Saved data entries
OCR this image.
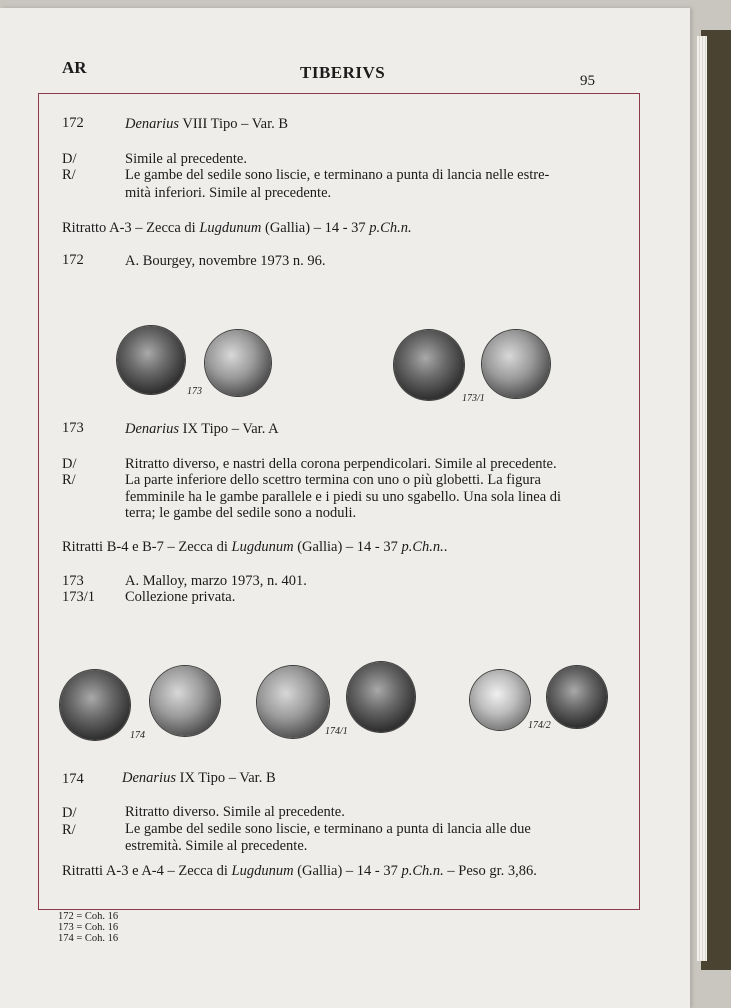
AR	TIBERIVS	95
172	Denarius VIII Tipo – Var. B
D/	Simile al precedente.
R/	Le gambe del sedile sono liscie, e terminano a punta di lancia nelle estre-
mità inferiori. Simile al precedente.
Ritratto A-3 – Zecca di Lugdunum (Gallia) – 14 - 37 p.Ch.n.
172	A. Bourgey, novembre 1973 n. 96.
173
173/1
173	Denarius IX Tipo – Var. A
D/	Ritratto diverso, e nastri della corona perpendicolari. Simile al precedente.
R/	La parte inferiore dello scettro termina con uno o più globetti. La figura
femminile ha le gambe parallele e i piedi su uno sgabello. Una sola linea di
terra; le gambe del sedile sono a noduli.
Ritratti B-4 e B-7 – Zecca di Lugdunum (Gallia) – 14 - 37 p.Ch.n..
173	A. Malloy, marzo 1973, n. 401.
173/1 Collezione privata.
174	174/1
174/2
174	Denarius IX Tipo – Var. B
D/	Ritratto diverso. Simile al precedente.
R/	Le gambe del sedile sono liscie, e terminano a punta di lancia alle due
estremità. Simile al precedente.
Ritratti A-3 e A-4 – Zecca di Lugdunum (Gallia) – 14 - 37 p.Ch.n. – Peso gr. 3,86.
172 = Coh. 16
173 = Coh. 16
174 = Coh. 16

▸ **Goal of the exercise**
In the entries above, count each line holding "precedente" and report the total and nothing more.

▸ **Task solution**
5